[EXERCISE TASKS]
a. Answer these from the article on the Argentina and Bolivia exhibit:
(i) In which gallery will the opening reception be held?
(ii) On what date and at what time does the silent auction end?
(iii) Which types of pieces does the show include?
b. Reproduce word for word everything in the exhibit article from "By Elizabeth Rainey, Staff" down to "living in Argentina.".
== TEXT PASSAGE
Post-study-abroad art raises funds for Argentinian tribes

By Elizabeth Rainey, Staff Writer

The opening reception for the “Argentina and Bolivia: A Southern Odyssey” exhibit will be Friday, Oct. 23 in Armstrong’s Fine Arts Gallery at 5:30 p.m. The show features work by students who attended the study abroad to Argentina and Bolivia, as well as work from the Wichi tribe that live in northwestern Argentina and southern Bolivia. The reception is free and open to the public.

The artwork will be available for purchase during a silent auction that will end Friday, Oct. 30 at 4:45 p.m. All proceeds from the auction will be used to benefit indigenous people living in Argentina.  

The Argentina study abroad trip is offered each summer. Students travel to South America and meet artists from local tribes. They then create artwork based on their trip and exhibit it in the show. There are a variety of pieces including photographs, textiles and ceramics. The artists will discuss their work during the opening reception.
====
== DATASET RECORDS
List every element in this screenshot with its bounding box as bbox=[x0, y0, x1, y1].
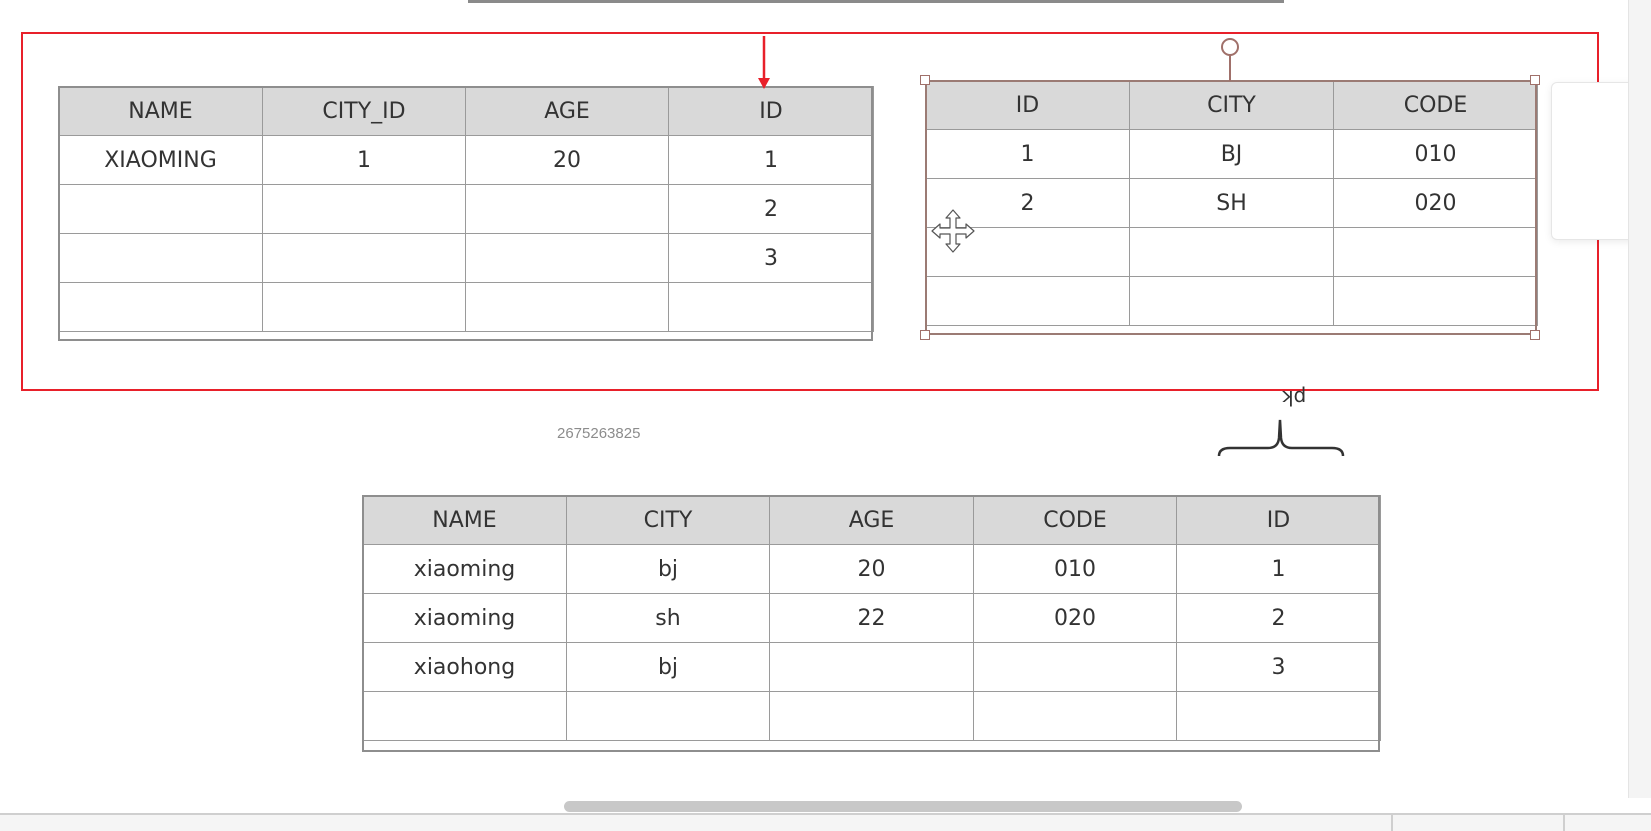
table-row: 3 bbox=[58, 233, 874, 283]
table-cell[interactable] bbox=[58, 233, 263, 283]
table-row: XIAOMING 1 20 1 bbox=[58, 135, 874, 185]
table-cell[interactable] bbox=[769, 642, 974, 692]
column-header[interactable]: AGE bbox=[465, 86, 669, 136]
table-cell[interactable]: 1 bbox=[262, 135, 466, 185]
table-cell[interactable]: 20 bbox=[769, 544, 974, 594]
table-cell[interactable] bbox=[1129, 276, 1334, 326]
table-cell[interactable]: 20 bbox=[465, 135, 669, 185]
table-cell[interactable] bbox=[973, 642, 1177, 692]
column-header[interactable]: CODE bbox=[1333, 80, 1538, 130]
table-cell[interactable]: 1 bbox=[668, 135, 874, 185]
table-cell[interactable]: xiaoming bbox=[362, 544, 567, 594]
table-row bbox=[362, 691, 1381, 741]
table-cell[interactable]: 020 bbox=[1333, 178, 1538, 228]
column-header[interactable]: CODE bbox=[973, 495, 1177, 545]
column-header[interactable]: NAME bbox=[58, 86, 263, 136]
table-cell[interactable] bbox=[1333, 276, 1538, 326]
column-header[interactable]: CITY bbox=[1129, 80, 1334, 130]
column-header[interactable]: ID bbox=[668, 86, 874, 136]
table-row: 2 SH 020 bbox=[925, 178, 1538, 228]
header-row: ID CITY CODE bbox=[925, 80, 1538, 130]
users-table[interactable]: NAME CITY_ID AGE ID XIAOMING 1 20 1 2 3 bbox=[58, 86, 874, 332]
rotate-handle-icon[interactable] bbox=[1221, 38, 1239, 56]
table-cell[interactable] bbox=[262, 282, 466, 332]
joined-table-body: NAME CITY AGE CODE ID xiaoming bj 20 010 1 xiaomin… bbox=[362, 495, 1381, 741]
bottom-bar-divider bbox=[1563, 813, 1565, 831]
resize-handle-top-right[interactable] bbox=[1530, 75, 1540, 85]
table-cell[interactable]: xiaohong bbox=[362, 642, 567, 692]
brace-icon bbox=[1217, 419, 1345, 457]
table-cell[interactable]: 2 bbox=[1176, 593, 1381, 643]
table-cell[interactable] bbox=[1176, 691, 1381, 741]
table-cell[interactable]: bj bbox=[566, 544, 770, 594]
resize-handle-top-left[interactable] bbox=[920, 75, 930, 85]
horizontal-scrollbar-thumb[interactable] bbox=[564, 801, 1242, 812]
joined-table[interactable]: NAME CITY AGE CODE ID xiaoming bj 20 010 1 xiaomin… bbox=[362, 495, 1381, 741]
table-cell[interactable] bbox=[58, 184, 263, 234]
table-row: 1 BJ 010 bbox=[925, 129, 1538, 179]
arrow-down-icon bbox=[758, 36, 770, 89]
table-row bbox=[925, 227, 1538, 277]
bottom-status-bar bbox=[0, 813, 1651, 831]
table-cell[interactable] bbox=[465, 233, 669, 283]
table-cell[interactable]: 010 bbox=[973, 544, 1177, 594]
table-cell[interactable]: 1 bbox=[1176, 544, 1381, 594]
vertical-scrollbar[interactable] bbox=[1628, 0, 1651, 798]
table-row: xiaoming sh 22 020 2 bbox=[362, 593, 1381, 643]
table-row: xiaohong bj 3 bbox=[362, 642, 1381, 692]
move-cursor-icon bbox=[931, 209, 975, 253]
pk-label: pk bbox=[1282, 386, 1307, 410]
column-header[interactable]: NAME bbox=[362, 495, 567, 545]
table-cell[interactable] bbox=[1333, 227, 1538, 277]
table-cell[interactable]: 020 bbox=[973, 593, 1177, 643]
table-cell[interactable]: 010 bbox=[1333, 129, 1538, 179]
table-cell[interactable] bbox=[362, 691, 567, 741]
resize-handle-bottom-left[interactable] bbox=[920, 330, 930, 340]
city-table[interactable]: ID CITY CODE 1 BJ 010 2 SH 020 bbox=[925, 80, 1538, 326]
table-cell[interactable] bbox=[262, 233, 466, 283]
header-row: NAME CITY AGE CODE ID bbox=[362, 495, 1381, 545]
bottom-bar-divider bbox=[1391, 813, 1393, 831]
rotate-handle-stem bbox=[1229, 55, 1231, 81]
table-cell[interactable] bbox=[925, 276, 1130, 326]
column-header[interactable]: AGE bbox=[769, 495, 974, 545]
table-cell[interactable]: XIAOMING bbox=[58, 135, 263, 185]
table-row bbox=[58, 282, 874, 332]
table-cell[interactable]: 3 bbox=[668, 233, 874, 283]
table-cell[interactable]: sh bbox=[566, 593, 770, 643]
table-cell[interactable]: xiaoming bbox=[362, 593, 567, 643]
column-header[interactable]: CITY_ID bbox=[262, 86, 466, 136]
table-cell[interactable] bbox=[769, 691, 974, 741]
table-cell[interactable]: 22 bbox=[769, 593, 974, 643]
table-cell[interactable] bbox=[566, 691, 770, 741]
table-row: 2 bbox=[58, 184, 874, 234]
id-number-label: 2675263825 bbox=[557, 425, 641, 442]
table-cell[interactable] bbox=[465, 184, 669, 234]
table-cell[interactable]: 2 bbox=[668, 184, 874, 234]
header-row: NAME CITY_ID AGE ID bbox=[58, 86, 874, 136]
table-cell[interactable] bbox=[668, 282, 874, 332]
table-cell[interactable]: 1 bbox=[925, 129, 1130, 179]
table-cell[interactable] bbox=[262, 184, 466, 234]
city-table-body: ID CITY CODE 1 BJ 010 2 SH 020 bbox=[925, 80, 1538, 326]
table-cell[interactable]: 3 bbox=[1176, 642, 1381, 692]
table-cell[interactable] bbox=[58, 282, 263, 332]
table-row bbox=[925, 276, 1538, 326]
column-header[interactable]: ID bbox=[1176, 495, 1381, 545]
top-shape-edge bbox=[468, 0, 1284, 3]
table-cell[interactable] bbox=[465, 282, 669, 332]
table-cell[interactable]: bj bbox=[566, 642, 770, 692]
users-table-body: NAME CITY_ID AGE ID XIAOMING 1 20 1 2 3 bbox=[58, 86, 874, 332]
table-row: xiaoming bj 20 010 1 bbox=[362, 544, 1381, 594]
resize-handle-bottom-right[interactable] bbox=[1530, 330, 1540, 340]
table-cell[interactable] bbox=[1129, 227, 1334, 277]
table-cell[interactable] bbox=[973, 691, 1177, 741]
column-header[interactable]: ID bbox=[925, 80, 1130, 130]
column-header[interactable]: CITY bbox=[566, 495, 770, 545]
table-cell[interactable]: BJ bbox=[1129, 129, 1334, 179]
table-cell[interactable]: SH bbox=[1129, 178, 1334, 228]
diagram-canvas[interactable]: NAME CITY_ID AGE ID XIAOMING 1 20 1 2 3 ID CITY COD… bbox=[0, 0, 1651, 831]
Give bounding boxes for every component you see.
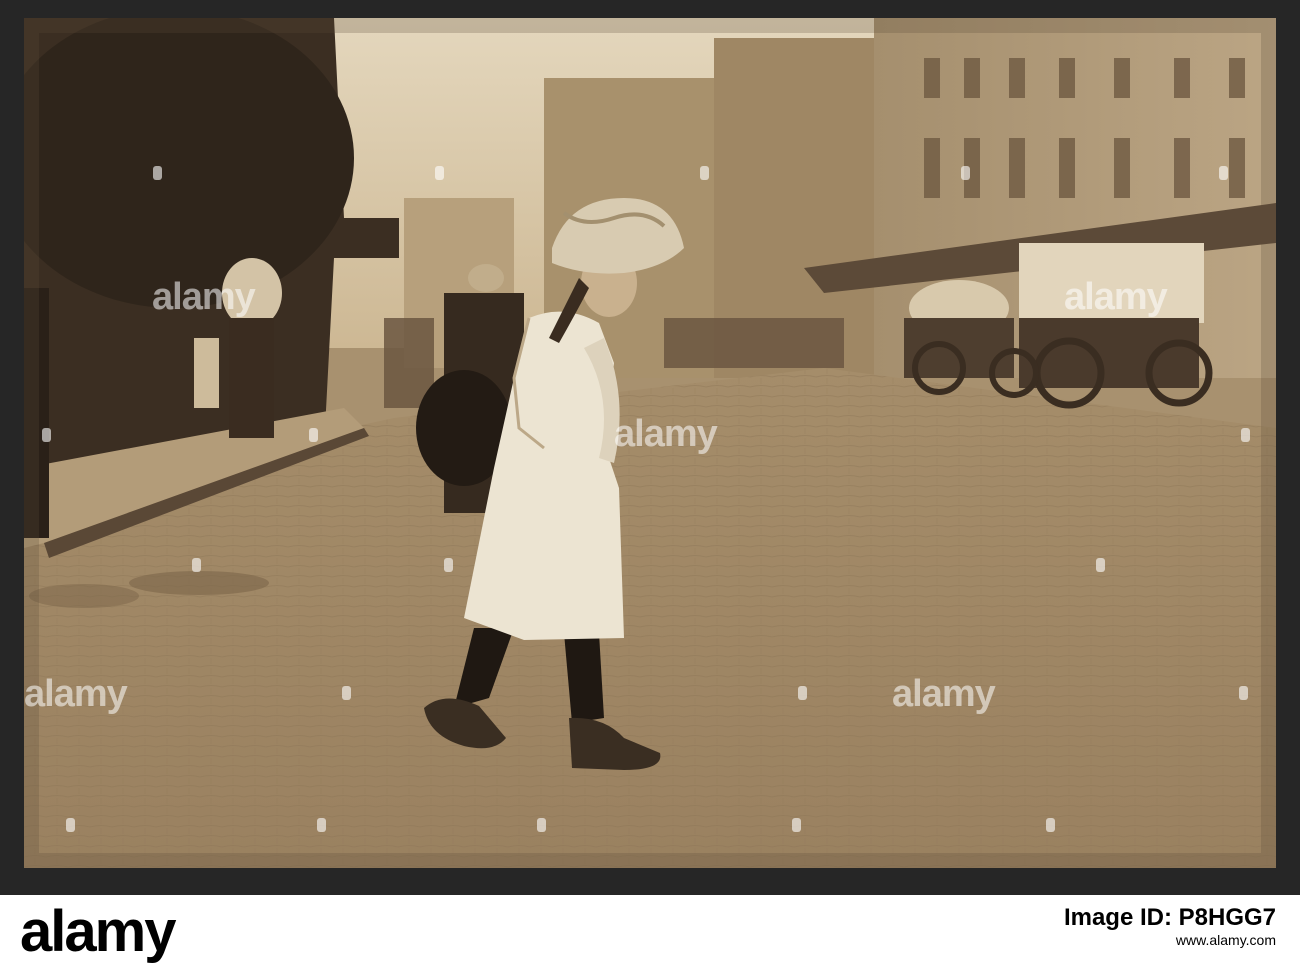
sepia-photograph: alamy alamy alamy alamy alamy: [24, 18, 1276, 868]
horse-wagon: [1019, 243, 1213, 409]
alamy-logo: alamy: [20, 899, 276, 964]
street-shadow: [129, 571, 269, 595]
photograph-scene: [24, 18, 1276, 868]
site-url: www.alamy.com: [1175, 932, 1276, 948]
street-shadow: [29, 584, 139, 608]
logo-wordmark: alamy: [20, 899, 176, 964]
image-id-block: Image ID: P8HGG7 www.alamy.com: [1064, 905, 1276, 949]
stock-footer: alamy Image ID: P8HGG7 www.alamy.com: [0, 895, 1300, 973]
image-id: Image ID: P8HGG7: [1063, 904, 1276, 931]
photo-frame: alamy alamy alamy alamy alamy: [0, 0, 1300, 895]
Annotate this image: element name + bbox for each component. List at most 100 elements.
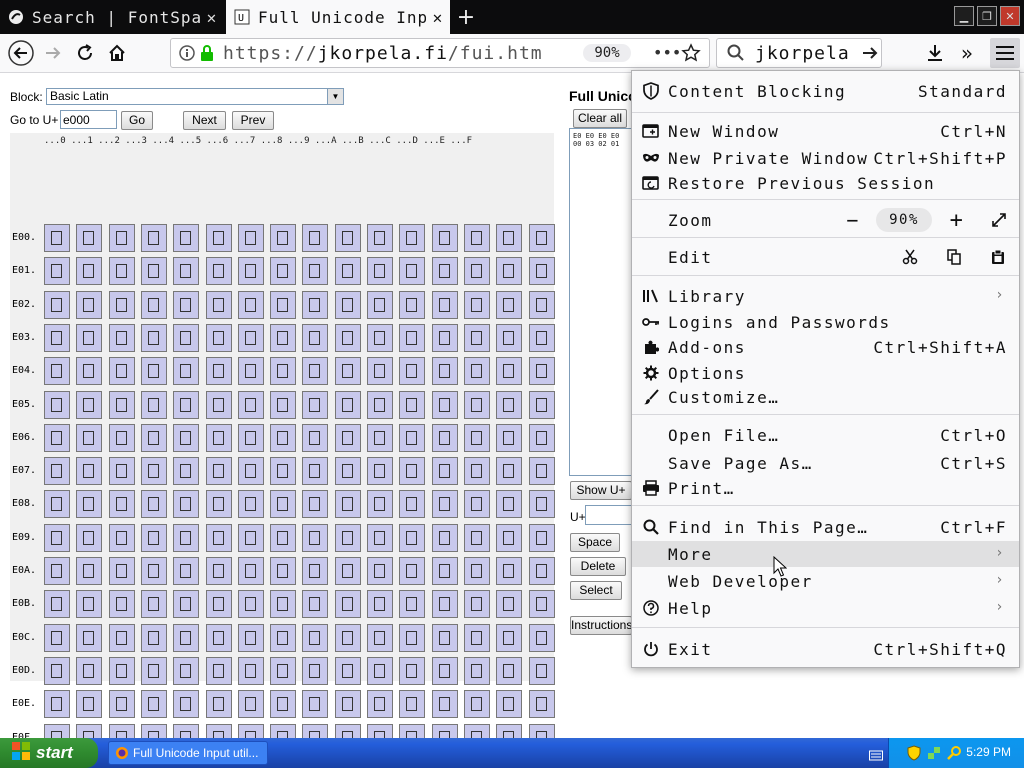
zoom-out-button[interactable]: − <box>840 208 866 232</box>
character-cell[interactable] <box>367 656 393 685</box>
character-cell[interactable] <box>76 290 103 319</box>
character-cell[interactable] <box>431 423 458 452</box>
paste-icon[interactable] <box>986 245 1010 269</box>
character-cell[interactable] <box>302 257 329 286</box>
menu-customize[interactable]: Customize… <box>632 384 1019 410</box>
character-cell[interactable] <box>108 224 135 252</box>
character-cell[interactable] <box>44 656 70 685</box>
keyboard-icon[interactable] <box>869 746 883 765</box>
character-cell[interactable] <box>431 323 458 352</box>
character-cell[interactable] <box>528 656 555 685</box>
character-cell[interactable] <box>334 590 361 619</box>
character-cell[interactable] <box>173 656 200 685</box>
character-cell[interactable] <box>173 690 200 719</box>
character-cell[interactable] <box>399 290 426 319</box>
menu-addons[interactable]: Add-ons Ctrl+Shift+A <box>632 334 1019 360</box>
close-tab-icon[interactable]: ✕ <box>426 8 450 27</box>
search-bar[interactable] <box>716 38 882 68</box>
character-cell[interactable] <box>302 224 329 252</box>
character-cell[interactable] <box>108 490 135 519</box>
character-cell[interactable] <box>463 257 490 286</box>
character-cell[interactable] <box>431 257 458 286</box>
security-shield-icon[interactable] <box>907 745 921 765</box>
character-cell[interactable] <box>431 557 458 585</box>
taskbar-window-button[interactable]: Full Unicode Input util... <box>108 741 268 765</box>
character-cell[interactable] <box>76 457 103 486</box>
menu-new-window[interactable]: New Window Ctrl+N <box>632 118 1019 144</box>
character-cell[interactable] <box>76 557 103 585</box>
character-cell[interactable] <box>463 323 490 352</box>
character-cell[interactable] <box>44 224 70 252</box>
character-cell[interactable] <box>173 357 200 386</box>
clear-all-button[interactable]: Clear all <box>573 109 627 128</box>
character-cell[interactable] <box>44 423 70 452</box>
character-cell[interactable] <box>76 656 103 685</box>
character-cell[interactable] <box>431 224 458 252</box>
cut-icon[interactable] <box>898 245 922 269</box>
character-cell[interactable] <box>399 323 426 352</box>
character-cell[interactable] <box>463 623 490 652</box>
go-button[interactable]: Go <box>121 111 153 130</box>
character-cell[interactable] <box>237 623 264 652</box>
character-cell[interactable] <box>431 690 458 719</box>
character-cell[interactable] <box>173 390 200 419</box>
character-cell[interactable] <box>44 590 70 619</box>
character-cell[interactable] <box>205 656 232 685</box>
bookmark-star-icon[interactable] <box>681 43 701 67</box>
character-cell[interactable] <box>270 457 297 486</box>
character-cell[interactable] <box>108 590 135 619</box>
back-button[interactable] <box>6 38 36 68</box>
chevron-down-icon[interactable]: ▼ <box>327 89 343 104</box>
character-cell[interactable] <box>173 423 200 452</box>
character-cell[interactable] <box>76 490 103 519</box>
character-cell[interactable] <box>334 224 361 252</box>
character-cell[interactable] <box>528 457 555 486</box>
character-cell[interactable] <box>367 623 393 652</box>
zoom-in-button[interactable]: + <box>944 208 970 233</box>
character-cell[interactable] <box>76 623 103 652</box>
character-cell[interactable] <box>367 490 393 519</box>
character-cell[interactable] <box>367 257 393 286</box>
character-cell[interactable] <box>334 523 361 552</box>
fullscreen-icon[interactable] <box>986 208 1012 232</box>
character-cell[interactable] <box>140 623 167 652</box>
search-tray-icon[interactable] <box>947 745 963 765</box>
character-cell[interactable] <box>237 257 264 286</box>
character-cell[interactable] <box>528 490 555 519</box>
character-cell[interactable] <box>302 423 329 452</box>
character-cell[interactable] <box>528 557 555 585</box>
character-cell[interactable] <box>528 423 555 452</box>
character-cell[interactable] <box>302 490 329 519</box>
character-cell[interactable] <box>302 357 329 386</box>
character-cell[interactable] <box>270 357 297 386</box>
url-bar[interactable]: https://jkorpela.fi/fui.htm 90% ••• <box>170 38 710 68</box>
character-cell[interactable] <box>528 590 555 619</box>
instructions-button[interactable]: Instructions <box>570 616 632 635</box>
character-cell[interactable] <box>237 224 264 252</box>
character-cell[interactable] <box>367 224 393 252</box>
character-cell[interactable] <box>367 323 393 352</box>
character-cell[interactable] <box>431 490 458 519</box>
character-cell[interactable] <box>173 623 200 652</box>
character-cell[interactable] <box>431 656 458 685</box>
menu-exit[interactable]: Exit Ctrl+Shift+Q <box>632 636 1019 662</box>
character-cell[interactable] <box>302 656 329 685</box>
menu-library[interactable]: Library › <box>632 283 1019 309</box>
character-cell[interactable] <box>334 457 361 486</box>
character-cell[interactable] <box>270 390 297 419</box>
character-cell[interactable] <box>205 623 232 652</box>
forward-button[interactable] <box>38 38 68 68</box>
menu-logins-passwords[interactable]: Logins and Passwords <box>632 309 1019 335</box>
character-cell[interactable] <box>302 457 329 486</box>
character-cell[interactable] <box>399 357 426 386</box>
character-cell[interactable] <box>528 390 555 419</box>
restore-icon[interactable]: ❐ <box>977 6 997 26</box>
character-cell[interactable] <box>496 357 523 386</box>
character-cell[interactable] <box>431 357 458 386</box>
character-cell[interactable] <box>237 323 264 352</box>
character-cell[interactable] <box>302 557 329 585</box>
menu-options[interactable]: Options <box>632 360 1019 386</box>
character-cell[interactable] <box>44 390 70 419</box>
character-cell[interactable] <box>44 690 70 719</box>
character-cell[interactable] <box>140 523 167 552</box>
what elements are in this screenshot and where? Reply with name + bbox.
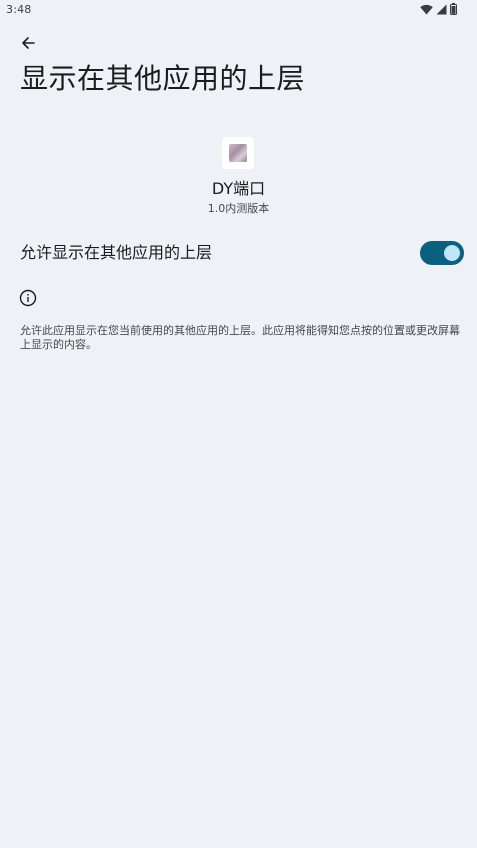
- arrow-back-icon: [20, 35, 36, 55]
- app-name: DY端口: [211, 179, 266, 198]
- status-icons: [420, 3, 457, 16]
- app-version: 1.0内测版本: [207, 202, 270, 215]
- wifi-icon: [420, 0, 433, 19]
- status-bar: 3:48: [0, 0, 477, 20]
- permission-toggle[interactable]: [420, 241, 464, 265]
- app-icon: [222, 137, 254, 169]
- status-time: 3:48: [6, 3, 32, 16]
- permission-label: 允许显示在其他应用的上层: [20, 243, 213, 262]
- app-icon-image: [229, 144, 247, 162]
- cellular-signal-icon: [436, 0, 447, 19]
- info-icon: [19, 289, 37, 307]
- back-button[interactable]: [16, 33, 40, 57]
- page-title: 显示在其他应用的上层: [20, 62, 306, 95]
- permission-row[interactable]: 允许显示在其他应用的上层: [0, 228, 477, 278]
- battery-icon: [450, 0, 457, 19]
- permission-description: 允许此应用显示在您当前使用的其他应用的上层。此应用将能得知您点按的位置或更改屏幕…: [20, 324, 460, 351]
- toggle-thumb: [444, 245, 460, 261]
====
[COMPLETE ANSWERS]
a.
(i) Armstrong's Fine Arts Gallery
(ii) Friday, Oct. 30 at 4:45 p.m.
(iii) Photographs, textiles and ceramics

b.
By Elizabeth Rainey, Staff Writer

The opening reception for the “Argentina and Bolivia: A Southern Odyssey” exhibit will be Friday, Oct. 23 in Armstrong’s Fine Arts Gallery at 5:30 p.m. The show features work by students who attended the study abroad to Argentina and Bolivia, as well as work from the Wichi tribe that live in northwestern Argentina and southern Bolivia. The reception is free and open to the public.

The artwork will be available for purchase during a silent auction that will end Friday, Oct. 30 at 4:45 p.m. All proceeds from the auction will be used to benefit indigenous people living in Argentina.